ACTIONS DEMANDÉES.
A. D'après l'article sur Nintendo et les pirates, quelle juridiction a accordé au fabricant la saisie des accessoires ?
B. Relevez, dans l'ordre, toutes les formes verbales au passé composé de l'article sur Nintendo et les pirates, répétitions comprises.
C. Poursuivez l'article sur Nintendo et les pirates après sa dernière phrase.

TEXTE PRÉSENTÉ.
_ _ _
Nintendo décide de passer à l’offensive contre les pirates

Dopé par le bouche à oreille et Internet, le commerce des accessoires qui permettent de faire tourner des copies de jeux illégales sur la Wii et la Nintendo DS a pris de l’ampleur.

Si Nintendo se contentait jusqu’à présent de mettre en garde les pirates, il a décidé de passer à l’offensive.

En octobre dernier, le fabricant nippon a obtenu de la Cour supérieure de Hong Kong la saisie de dix mille de ces accessoires (des cartouches vierges pour DS et des puces pour Wii) appartenant à un des principaux revendeurs de ces produits en Europe, qui se révèle être un groupe international français.

L’affaire est toujours en cours mais, selon nos informations, la société incriminée a décidé d’arrêter dès le début de 2008, la distribution de ces accessoires.
_ _ _
DONNÉES FOURNIES.
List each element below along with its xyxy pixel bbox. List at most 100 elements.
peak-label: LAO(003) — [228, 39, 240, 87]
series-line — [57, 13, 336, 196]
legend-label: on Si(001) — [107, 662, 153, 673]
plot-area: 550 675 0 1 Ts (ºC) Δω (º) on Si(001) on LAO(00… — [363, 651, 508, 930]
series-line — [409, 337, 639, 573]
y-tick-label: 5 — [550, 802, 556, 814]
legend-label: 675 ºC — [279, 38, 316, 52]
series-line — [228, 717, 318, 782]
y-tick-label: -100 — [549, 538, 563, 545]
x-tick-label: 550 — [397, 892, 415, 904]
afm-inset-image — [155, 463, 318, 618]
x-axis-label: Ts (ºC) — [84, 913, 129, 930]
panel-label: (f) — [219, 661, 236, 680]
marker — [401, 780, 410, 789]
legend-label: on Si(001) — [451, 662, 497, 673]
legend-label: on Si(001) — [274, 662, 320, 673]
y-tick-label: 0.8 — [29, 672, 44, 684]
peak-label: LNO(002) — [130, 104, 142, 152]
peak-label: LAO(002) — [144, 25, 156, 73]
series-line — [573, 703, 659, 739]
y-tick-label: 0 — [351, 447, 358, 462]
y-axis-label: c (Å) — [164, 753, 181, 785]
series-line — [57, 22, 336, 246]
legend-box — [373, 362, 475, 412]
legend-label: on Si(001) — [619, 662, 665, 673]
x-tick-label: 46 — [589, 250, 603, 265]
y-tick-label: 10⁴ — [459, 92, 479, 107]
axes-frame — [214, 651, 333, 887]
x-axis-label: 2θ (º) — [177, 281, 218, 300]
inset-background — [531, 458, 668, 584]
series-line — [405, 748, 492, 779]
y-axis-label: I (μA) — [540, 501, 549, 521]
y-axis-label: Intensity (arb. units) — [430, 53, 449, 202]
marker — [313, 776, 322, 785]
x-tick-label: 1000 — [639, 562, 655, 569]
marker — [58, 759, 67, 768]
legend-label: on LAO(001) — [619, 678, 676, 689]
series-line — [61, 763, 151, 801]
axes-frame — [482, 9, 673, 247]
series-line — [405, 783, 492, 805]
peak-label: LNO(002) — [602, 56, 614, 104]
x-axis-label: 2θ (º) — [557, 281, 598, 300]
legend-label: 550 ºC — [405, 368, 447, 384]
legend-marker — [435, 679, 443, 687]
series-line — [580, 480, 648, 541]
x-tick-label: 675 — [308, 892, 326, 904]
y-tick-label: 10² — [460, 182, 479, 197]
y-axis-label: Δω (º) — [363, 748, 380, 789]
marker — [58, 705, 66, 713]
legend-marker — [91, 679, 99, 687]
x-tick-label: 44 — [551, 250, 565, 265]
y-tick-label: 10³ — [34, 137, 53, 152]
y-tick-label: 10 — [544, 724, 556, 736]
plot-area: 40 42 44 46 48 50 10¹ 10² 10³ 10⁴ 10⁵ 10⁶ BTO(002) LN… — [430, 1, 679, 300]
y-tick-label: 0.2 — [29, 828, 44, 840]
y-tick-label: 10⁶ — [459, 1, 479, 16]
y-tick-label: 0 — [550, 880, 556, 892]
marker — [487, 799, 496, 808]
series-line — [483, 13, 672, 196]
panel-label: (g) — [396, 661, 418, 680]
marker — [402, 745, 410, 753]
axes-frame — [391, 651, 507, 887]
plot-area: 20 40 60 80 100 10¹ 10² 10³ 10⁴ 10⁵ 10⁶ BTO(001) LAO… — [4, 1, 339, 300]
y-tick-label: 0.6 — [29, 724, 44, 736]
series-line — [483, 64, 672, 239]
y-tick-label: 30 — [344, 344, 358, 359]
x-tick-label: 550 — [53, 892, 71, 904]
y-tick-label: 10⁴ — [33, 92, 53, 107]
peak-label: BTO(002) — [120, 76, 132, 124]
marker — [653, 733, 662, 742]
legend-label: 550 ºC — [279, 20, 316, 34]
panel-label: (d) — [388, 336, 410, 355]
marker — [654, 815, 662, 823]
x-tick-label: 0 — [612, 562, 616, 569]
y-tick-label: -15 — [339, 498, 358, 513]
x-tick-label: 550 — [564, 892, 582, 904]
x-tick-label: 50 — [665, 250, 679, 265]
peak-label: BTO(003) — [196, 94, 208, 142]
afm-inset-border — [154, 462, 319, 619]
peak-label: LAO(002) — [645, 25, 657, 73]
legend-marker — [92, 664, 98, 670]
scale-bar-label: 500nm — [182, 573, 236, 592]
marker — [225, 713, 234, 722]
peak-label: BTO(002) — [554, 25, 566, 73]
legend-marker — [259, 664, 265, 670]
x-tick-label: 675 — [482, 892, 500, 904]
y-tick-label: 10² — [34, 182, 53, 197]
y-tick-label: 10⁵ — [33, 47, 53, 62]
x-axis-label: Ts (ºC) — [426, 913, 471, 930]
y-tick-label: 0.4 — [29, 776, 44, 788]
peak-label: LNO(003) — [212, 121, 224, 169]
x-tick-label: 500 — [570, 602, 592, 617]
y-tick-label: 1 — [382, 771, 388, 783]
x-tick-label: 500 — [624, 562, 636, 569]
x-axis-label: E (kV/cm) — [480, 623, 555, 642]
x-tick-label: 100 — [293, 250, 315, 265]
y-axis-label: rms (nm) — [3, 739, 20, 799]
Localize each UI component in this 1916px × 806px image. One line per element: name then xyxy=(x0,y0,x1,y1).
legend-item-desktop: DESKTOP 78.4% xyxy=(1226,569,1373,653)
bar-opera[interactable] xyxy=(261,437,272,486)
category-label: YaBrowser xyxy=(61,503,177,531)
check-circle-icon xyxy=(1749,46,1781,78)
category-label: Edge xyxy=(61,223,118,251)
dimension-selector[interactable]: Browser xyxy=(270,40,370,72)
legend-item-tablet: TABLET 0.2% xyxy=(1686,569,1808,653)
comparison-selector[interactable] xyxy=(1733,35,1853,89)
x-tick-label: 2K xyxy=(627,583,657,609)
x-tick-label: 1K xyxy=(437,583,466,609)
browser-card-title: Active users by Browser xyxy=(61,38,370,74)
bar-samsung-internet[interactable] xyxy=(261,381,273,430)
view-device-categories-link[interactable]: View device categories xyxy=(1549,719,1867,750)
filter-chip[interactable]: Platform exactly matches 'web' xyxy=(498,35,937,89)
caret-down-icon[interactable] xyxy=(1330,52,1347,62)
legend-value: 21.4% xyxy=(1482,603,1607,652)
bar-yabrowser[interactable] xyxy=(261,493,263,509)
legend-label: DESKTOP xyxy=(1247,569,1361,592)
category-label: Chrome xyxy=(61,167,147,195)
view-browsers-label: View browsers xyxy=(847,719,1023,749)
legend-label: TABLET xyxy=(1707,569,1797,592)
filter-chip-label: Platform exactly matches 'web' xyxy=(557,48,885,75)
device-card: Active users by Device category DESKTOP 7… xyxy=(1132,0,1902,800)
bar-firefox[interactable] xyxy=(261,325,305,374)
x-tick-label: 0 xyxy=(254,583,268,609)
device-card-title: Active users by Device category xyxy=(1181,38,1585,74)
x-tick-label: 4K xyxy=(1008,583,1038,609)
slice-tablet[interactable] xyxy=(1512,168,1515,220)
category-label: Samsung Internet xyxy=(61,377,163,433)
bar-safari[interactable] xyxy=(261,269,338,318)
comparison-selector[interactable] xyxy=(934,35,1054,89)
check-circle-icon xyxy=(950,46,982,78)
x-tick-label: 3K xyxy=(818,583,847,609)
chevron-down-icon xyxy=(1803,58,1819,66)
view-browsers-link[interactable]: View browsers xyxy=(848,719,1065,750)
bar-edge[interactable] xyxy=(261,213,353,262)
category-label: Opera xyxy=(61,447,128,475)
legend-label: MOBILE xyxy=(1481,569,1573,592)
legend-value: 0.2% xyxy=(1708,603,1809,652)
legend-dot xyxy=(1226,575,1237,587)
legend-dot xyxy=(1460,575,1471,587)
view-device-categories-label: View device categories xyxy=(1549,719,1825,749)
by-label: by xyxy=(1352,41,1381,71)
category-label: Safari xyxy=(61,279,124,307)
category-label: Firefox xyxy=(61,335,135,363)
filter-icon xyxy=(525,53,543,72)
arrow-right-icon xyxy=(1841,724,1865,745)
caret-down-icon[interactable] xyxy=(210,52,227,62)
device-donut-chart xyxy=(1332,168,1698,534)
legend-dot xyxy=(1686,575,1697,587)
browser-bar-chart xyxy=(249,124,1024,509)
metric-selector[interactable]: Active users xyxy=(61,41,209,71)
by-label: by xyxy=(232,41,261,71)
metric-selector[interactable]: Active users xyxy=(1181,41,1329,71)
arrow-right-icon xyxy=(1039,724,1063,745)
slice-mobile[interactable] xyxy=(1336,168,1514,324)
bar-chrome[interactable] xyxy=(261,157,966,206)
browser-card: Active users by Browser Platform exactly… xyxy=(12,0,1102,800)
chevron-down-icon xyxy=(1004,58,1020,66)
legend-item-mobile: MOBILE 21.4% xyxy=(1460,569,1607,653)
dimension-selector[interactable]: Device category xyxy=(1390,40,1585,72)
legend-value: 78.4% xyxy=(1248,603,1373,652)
_ _ _
RÉSULTATS DE L'EXERCICE.
A. La Cour supérieure de Hong Kong.

B. a pris, a décidé, a obtenu, a décidé

C.
La société poursuivie est une grosse PME (elle réalise un chiffre d’affaires de plus de 20 millions d’euros) qui distribue par ailleurs d’autres produits plus classiques (accessoires, périphériques et connectique pour consoles de jeux et PC).

Il suffit de télécharger une copie d’un jeu sur un site pirate, puis de le transférer sur la cartouche vierge comme on copie un fichier sur une clé USB.

La DS (déjà 35 millions d’exemplaires dans le monde) vient de battre le record de ventes en une semaine, jusqu’ici détenu par la Game Boy Advanced (654 000 DS vendues du 18 au 24 novembre).

Les cartouches ne servent pas qu’au piratage.

Pour un fabricant de consoles, les recours les plus efficaces viendraient des lois protégeant la contrefaçon.